■ Recorded information
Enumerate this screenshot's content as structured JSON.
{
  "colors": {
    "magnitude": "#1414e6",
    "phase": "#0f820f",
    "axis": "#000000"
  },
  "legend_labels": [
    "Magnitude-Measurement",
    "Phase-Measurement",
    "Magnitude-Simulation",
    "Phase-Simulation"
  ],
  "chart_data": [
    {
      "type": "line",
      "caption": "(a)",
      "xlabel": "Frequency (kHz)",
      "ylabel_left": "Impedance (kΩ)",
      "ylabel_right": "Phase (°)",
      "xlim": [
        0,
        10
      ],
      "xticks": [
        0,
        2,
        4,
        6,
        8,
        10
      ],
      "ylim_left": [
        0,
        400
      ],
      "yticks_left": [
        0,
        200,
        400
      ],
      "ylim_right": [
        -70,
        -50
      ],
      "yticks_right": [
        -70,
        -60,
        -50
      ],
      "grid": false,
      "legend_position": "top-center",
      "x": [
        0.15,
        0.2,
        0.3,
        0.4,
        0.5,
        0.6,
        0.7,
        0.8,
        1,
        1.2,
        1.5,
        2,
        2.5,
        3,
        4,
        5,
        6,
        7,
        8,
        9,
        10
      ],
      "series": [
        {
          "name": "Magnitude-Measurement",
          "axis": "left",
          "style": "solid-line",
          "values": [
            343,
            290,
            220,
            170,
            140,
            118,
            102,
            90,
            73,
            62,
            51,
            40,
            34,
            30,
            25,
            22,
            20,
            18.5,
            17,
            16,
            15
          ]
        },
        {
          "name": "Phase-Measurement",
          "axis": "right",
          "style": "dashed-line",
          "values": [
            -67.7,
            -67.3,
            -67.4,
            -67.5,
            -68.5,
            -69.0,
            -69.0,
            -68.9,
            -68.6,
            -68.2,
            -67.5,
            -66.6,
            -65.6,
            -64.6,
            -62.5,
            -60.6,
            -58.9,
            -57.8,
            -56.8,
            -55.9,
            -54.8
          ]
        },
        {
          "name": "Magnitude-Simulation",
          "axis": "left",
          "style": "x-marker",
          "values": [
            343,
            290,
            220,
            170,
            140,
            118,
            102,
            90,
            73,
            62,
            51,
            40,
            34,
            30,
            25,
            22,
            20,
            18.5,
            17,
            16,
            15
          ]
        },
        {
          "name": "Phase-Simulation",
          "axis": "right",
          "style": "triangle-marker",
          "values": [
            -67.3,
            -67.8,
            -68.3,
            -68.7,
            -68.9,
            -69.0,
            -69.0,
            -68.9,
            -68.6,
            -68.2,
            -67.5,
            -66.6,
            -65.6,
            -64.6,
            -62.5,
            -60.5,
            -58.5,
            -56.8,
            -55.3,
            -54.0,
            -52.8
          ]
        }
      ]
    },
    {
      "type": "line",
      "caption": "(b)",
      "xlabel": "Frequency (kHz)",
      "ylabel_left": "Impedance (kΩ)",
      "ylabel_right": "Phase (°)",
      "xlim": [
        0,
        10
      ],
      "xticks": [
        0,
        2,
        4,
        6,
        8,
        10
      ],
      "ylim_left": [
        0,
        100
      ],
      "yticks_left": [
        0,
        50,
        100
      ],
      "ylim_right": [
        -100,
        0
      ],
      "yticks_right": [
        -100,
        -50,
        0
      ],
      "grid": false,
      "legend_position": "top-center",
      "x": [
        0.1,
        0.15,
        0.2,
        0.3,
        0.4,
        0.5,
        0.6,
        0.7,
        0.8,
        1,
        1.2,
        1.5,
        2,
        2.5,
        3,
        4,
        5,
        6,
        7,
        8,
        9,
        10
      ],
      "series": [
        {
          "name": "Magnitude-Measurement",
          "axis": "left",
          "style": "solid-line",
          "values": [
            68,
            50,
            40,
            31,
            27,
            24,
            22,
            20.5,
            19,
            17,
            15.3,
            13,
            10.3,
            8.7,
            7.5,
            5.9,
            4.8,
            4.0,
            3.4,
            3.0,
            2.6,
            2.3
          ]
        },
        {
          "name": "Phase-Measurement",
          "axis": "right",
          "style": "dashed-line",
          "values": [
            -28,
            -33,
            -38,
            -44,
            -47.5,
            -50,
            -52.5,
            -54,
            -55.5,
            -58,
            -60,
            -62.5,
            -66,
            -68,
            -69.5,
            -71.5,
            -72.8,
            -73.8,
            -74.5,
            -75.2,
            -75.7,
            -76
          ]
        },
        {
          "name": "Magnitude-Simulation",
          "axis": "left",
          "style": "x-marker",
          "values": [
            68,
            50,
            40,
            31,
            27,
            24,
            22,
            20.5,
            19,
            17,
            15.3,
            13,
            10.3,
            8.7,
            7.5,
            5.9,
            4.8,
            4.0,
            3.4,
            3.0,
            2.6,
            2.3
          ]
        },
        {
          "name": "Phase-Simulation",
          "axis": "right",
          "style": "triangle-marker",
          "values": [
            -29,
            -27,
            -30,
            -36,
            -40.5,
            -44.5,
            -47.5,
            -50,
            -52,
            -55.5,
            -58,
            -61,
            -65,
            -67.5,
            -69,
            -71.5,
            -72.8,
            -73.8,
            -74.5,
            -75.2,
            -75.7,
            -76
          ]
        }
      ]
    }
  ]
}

■ Goal
Write the whole listing out again. Keep every line exactly as it is.

■ Full solution
Enumerate this screenshot's content as structured JSON.
{
  "colors": {
    "magnitude": "#1414e6",
    "phase": "#0f820f",
    "axis": "#000000"
  },
  "legend_labels": [
    "Magnitude-Measurement",
    "Phase-Measurement",
    "Magnitude-Simulation",
    "Phase-Simulation"
  ],
  "chart_data": [
    {
      "type": "line",
      "caption": "(a)",
      "xlabel": "Frequency (kHz)",
      "ylabel_left": "Impedance (kΩ)",
      "ylabel_right": "Phase (°)",
      "xlim": [
        0,
        10
      ],
      "xticks": [
        0,
        2,
        4,
        6,
        8,
        10
      ],
      "ylim_left": [
        0,
        400
      ],
      "yticks_left": [
        0,
        200,
        400
      ],
      "ylim_right": [
        -70,
        -50
      ],
      "yticks_right": [
        -70,
        -60,
        -50
      ],
      "grid": false,
      "legend_position": "top-center",
      "x": [
        0.15,
        0.2,
        0.3,
        0.4,
        0.5,
        0.6,
        0.7,
        0.8,
        1,
        1.2,
        1.5,
        2,
        2.5,
        3,
        4,
        5,
        6,
        7,
        8,
        9,
        10
      ],
      "series": [
        {
          "name": "Magnitude-Measurement",
          "axis": "left",
          "style": "solid-line",
          "values": [
            343,
            290,
            220,
            170,
            140,
            118,
            102,
            90,
            73,
            62,
            51,
            40,
            34,
            30,
            25,
            22,
            20,
            18.5,
            17,
            16,
            15
          ]
        },
        {
          "name": "Phase-Measurement",
          "axis": "right",
          "style": "dashed-line",
          "values": [
            -67.7,
            -67.3,
            -67.4,
            -67.5,
            -68.5,
            -69.0,
            -69.0,
            -68.9,
            -68.6,
            -68.2,
            -67.5,
            -66.6,
            -65.6,
            -64.6,
            -62.5,
            -60.6,
            -58.9,
            -57.8,
            -56.8,
            -55.9,
            -54.8
          ]
        },
        {
          "name": "Magnitude-Simulation",
          "axis": "left",
          "style": "x-marker",
          "values": [
            343,
            290,
            220,
            170,
            140,
            118,
            102,
            90,
            73,
            62,
            51,
            40,
            34,
            30,
            25,
            22,
            20,
            18.5,
            17,
            16,
            15
          ]
        },
        {
          "name": "Phase-Simulation",
          "axis": "right",
          "style": "triangle-marker",
          "values": [
            -67.3,
            -67.8,
            -68.3,
            -68.7,
            -68.9,
            -69.0,
            -69.0,
            -68.9,
            -68.6,
            -68.2,
            -67.5,
            -66.6,
            -65.6,
            -64.6,
            -62.5,
            -60.5,
            -58.5,
            -56.8,
            -55.3,
            -54.0,
            -52.8
          ]
        }
      ]
    },
    {
      "type": "line",
      "caption": "(b)",
      "xlabel": "Frequency (kHz)",
      "ylabel_left": "Impedance (kΩ)",
      "ylabel_right": "Phase (°)",
      "xlim": [
        0,
        10
      ],
      "xticks": [
        0,
        2,
        4,
        6,
        8,
        10
      ],
      "ylim_left": [
        0,
        100
      ],
      "yticks_left": [
        0,
        50,
        100
      ],
      "ylim_right": [
        -100,
        0
      ],
      "yticks_right": [
        -100,
        -50,
        0
      ],
      "grid": false,
      "legend_position": "top-center",
      "x": [
        0.1,
        0.15,
        0.2,
        0.3,
        0.4,
        0.5,
        0.6,
        0.7,
        0.8,
        1,
        1.2,
        1.5,
        2,
        2.5,
        3,
        4,
        5,
        6,
        7,
        8,
        9,
        10
      ],
      "series": [
        {
          "name": "Magnitude-Measurement",
          "axis": "left",
          "style": "solid-line",
          "values": [
            68,
            50,
            40,
            31,
            27,
            24,
            22,
            20.5,
            19,
            17,
            15.3,
            13,
            10.3,
            8.7,
            7.5,
            5.9,
            4.8,
            4.0,
            3.4,
            3.0,
            2.6,
            2.3
          ]
        },
        {
          "name": "Phase-Measurement",
          "axis": "right",
          "style": "dashed-line",
          "values": [
            -28,
            -33,
            -38,
            -44,
            -47.5,
            -50,
            -52.5,
            -54,
            -55.5,
            -58,
            -60,
            -62.5,
            -66,
            -68,
            -69.5,
            -71.5,
            -72.8,
            -73.8,
            -74.5,
            -75.2,
            -75.7,
            -76
          ]
        },
        {
          "name": "Magnitude-Simulation",
          "axis": "left",
          "style": "x-marker",
          "values": [
            68,
            50,
            40,
            31,
            27,
            24,
            22,
            20.5,
            19,
            17,
            15.3,
            13,
            10.3,
            8.7,
            7.5,
            5.9,
            4.8,
            4.0,
            3.4,
            3.0,
            2.6,
            2.3
          ]
        },
        {
          "name": "Phase-Simulation",
          "axis": "right",
          "style": "triangle-marker",
          "values": [
            -29,
            -27,
            -30,
            -36,
            -40.5,
            -44.5,
            -47.5,
            -50,
            -52,
            -55.5,
            -58,
            -61,
            -65,
            -67.5,
            -69,
            -71.5,
            -72.8,
            -73.8,
            -74.5,
            -75.2,
            -75.7,
            -76
          ]
        }
      ]
    }
  ]
}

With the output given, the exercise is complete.